◆ Short task ◆
Determine the number of lines in these entries that hold the word "Scenario". Give the number and nothing more.

Dataset records
--- START ---

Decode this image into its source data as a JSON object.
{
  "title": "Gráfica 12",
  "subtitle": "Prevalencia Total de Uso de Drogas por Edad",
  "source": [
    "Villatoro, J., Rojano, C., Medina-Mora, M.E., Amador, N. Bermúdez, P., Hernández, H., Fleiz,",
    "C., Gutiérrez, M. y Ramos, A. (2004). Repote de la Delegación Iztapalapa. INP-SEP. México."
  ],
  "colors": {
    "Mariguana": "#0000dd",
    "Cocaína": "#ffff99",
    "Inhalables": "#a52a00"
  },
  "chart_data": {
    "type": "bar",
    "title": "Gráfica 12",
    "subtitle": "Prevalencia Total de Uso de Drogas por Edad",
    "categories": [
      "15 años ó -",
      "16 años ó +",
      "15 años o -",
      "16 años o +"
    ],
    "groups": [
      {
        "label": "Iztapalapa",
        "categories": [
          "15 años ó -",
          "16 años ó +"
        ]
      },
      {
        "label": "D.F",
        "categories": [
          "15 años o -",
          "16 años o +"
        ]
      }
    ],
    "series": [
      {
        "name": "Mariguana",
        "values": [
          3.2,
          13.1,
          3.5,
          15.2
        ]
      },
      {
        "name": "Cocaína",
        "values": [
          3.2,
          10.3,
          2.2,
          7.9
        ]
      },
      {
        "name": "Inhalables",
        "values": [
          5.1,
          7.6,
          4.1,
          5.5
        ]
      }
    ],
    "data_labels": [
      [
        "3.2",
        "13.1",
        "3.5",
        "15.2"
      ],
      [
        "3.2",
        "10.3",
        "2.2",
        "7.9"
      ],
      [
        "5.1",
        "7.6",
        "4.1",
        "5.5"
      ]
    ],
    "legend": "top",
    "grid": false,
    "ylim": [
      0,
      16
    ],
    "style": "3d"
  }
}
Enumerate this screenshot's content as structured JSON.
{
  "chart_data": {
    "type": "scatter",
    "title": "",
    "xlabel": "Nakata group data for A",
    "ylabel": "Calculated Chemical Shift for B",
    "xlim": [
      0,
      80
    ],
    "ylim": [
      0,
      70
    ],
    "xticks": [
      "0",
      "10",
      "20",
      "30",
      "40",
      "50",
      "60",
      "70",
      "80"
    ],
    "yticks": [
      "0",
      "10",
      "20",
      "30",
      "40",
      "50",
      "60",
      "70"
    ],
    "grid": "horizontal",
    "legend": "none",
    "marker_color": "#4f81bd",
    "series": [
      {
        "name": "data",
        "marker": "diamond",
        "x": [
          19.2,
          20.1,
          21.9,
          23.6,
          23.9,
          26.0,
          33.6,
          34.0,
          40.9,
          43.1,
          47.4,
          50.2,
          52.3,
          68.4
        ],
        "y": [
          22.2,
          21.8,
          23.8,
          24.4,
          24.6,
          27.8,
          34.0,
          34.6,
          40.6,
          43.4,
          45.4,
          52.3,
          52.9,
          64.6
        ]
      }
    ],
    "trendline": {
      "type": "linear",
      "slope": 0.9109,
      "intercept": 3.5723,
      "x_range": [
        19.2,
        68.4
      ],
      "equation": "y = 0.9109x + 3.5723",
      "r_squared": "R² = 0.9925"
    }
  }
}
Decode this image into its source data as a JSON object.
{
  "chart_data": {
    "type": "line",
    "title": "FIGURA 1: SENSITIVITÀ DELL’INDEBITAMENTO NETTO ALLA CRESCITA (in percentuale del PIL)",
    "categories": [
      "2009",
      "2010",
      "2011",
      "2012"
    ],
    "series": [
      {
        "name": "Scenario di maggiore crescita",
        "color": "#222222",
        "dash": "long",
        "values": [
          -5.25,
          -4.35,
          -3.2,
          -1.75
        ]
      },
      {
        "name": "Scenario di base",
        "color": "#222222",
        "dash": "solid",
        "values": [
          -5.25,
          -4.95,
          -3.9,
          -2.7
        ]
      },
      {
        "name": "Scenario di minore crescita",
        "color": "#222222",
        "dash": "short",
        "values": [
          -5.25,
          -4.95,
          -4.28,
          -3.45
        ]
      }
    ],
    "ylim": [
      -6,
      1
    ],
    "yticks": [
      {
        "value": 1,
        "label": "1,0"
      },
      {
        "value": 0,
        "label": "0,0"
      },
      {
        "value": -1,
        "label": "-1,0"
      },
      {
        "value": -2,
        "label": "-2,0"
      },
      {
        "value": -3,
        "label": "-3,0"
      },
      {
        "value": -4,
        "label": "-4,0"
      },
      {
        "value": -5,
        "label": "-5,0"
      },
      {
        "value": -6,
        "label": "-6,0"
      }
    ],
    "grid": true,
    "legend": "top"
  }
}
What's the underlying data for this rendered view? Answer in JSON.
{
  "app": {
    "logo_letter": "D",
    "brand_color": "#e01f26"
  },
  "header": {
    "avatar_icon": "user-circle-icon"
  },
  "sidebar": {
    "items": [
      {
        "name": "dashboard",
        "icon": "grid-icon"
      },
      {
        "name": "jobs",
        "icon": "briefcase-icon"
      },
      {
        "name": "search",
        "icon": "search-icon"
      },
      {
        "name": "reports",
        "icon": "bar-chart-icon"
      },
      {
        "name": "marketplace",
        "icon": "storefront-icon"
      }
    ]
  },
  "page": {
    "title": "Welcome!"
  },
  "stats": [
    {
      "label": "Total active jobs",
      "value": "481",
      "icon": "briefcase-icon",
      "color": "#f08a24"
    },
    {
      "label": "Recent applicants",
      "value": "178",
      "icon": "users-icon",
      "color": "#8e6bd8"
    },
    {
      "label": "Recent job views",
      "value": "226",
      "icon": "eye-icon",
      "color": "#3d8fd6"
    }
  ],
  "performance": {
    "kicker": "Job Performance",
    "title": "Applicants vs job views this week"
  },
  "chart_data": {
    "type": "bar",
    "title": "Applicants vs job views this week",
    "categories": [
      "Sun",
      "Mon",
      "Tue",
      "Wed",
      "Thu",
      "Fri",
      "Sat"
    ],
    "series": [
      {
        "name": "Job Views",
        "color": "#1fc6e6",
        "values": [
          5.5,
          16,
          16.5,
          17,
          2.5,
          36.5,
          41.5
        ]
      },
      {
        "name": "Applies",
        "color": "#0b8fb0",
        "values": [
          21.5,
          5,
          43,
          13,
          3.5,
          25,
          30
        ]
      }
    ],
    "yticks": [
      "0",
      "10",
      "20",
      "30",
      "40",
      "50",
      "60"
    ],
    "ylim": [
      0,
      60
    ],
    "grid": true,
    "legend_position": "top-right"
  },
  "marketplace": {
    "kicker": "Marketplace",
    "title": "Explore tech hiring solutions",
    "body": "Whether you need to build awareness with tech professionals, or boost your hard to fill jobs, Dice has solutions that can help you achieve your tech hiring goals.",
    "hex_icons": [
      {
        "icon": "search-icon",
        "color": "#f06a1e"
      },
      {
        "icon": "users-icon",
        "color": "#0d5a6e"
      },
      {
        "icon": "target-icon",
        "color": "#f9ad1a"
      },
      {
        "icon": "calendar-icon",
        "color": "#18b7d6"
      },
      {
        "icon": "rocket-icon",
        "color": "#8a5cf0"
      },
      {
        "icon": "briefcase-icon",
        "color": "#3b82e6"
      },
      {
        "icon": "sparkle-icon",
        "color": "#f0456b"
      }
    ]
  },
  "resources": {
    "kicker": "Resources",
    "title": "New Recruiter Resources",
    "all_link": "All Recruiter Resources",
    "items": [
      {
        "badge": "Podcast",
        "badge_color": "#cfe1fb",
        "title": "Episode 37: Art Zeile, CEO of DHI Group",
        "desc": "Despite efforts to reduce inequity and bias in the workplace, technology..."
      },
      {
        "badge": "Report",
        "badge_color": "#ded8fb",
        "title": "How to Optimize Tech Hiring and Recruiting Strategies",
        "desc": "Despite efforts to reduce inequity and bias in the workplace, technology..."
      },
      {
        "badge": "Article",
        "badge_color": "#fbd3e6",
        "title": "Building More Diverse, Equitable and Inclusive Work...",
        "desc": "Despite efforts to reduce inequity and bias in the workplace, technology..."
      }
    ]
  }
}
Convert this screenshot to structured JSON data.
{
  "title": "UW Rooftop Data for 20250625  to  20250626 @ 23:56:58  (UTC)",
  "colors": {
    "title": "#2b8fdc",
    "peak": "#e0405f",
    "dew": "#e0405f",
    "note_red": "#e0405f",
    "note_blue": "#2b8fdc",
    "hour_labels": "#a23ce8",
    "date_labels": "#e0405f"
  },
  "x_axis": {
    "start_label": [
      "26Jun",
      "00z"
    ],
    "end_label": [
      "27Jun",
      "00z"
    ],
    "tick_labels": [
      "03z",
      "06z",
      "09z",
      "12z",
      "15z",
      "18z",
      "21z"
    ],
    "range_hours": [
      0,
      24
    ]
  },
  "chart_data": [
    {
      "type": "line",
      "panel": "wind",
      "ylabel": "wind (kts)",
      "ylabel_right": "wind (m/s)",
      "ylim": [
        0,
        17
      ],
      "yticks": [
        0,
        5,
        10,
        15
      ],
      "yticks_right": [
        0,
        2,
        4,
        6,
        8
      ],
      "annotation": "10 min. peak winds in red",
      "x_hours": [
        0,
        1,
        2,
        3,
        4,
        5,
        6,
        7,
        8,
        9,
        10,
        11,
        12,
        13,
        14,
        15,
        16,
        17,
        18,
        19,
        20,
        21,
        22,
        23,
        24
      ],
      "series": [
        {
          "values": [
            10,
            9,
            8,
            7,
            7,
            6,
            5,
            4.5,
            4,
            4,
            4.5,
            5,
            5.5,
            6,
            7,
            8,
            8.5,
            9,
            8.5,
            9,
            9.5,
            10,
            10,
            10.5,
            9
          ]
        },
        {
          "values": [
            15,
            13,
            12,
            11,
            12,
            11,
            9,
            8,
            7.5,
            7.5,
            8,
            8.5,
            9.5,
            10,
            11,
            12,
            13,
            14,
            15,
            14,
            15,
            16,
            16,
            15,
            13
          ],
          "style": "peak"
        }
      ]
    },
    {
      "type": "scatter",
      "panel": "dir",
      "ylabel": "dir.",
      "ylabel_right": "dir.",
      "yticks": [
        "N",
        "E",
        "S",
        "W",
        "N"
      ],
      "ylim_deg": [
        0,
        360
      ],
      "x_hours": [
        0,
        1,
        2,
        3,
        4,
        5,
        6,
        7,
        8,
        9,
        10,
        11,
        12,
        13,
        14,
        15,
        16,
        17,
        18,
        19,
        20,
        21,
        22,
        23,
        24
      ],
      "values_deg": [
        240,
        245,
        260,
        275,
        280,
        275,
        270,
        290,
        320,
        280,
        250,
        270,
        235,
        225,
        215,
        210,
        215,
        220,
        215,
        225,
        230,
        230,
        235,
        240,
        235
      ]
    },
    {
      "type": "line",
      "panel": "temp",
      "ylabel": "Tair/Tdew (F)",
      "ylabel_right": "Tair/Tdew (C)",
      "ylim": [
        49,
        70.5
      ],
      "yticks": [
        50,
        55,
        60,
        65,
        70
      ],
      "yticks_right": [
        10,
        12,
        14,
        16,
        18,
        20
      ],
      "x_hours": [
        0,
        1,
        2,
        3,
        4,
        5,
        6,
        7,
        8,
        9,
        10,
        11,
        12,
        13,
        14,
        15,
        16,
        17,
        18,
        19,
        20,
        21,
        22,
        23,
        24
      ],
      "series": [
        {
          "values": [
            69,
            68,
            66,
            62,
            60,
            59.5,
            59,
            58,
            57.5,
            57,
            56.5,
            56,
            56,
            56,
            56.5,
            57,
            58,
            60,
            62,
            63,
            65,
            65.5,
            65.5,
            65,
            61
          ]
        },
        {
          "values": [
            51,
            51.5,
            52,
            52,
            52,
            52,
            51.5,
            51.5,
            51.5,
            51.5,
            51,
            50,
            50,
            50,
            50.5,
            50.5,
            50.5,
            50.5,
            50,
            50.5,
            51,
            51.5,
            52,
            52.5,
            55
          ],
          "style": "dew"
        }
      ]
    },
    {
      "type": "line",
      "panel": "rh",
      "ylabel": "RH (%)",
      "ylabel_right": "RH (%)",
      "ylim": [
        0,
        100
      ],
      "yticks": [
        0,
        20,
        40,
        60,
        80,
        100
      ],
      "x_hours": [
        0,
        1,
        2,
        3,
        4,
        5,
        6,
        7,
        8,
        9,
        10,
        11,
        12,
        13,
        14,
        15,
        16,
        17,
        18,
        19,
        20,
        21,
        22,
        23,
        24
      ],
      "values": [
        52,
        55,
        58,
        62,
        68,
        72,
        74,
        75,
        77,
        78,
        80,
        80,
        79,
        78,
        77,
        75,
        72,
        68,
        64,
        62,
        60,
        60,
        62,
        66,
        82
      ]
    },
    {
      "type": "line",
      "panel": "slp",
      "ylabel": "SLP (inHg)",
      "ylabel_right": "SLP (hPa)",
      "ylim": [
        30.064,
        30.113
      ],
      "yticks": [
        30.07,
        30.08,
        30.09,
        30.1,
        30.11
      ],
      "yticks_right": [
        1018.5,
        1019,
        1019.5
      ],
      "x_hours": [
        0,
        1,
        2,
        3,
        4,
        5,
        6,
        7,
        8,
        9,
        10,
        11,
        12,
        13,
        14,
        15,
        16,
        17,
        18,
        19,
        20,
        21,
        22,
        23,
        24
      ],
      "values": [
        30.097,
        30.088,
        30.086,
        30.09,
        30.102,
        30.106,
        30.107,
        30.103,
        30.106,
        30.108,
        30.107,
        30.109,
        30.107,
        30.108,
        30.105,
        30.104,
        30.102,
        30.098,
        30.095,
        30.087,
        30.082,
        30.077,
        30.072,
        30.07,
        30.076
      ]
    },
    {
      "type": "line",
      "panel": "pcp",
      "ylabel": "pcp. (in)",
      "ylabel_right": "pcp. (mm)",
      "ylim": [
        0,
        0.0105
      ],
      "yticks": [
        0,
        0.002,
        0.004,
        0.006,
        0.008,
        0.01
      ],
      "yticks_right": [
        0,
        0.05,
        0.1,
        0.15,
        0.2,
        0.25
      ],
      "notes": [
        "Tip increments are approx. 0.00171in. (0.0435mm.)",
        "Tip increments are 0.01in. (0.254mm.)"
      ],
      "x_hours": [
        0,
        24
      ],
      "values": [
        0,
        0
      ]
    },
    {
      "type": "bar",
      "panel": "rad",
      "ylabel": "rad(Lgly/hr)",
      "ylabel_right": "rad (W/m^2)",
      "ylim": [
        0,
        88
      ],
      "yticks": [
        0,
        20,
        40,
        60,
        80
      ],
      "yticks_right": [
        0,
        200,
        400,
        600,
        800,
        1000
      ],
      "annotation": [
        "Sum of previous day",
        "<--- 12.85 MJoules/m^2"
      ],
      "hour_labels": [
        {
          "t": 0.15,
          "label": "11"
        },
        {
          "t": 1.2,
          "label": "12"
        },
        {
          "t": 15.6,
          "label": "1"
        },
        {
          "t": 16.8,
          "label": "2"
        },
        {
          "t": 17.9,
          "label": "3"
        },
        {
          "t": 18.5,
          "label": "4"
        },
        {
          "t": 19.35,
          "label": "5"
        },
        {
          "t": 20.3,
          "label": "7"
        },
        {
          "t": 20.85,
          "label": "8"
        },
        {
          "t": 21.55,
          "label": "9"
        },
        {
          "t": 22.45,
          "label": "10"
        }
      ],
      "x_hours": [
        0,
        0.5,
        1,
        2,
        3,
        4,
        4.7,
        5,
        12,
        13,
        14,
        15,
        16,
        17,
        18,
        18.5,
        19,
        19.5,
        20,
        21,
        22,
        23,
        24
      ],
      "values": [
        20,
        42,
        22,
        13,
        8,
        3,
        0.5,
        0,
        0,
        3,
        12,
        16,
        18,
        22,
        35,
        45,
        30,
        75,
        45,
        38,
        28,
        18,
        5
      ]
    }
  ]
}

--- END ---

◆ Answer for the task ◆
3